• What you have to do: Provide the data again in its entirety, exactly as given.

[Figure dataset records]
[Start]
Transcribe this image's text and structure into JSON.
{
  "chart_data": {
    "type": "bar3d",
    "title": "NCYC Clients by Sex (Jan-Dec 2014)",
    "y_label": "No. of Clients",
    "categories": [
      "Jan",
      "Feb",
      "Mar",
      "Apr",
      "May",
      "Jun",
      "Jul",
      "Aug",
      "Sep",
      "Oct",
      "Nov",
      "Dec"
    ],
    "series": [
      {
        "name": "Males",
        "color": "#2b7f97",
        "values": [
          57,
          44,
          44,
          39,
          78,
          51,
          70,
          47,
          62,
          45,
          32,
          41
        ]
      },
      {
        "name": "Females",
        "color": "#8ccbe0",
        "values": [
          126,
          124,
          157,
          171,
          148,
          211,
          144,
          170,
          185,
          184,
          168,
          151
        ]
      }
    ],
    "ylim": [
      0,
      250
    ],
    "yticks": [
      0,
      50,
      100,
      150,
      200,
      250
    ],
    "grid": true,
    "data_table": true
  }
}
[End]
• Solution to the exercise:
Transcribe this image's text and structure into JSON.
{
  "chart_data": {
    "type": "bar3d",
    "title": "NCYC Clients by Sex (Jan-Dec 2014)",
    "y_label": "No. of Clients",
    "categories": [
      "Jan",
      "Feb",
      "Mar",
      "Apr",
      "May",
      "Jun",
      "Jul",
      "Aug",
      "Sep",
      "Oct",
      "Nov",
      "Dec"
    ],
    "series": [
      {
        "name": "Males",
        "color": "#2b7f97",
        "values": [
          57,
          44,
          44,
          39,
          78,
          51,
          70,
          47,
          62,
          45,
          32,
          41
        ]
      },
      {
        "name": "Females",
        "color": "#8ccbe0",
        "values": [
          126,
          124,
          157,
          171,
          148,
          211,
          144,
          170,
          185,
          184,
          168,
          151
        ]
      }
    ],
    "ylim": [
      0,
      250
    ],
    "yticks": [
      0,
      50,
      100,
      150,
      200,
      250
    ],
    "grid": true,
    "data_table": true
  }
}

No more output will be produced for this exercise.